Reproduce the lines of the material exactly, excluding every image.

··· Records to process

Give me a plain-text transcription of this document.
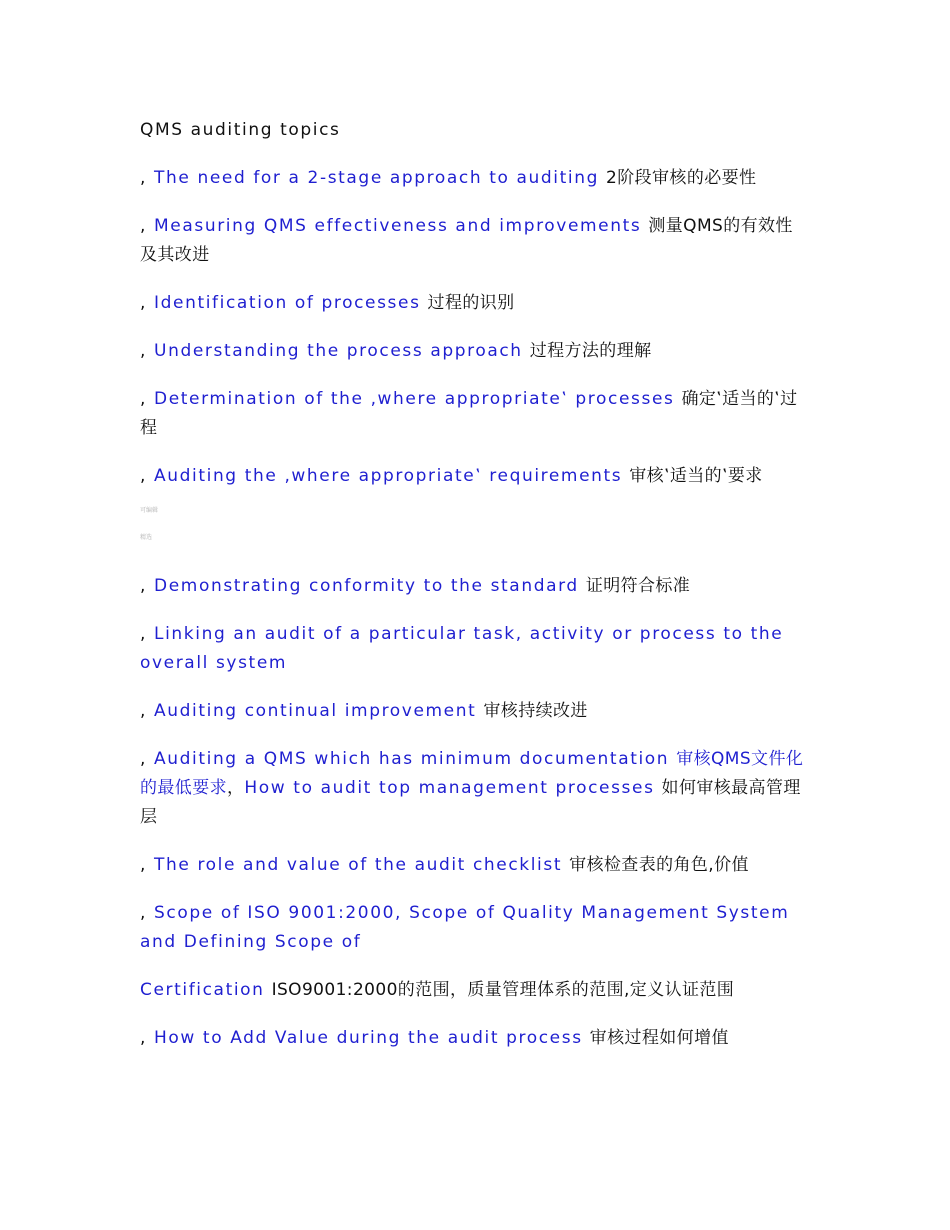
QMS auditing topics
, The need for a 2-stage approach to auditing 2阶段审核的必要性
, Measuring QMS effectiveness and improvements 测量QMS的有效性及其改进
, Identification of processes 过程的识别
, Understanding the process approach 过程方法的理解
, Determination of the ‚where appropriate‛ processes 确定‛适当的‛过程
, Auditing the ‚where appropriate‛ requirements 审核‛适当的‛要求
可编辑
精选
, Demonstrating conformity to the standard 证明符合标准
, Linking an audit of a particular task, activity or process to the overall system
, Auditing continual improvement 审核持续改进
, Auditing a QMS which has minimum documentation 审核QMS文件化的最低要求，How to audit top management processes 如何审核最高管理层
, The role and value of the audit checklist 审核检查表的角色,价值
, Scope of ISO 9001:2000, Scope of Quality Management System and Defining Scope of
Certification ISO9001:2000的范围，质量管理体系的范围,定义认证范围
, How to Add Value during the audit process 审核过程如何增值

······

- Exercise response
Give me a plain-text transcription of this document.
QMS auditing topics
, The need for a 2-stage approach to auditing 2阶段审核的必要性
, Measuring QMS effectiveness and improvements 测量QMS的有效性及其改进
, Identification of processes 过程的识别
, Understanding the process approach 过程方法的理解
, Determination of the ‚where appropriate‛ processes 确定‛适当的‛过程
, Auditing the ‚where appropriate‛ requirements 审核‛适当的‛要求
可编辑
精选
, Demonstrating conformity to the standard 证明符合标准
, Linking an audit of a particular task, activity or process to the overall system
, Auditing continual improvement 审核持续改进
, Auditing a QMS which has minimum documentation 审核QMS文件化的最低要求，How to audit top management processes 如何审核最高管理层
, The role and value of the audit checklist 审核检查表的角色,价值
, Scope of ISO 9001:2000, Scope of Quality Management System and Defining Scope of
Certification ISO9001:2000的范围，质量管理体系的范围,定义认证范围
, How to Add Value during the audit process 审核过程如何增值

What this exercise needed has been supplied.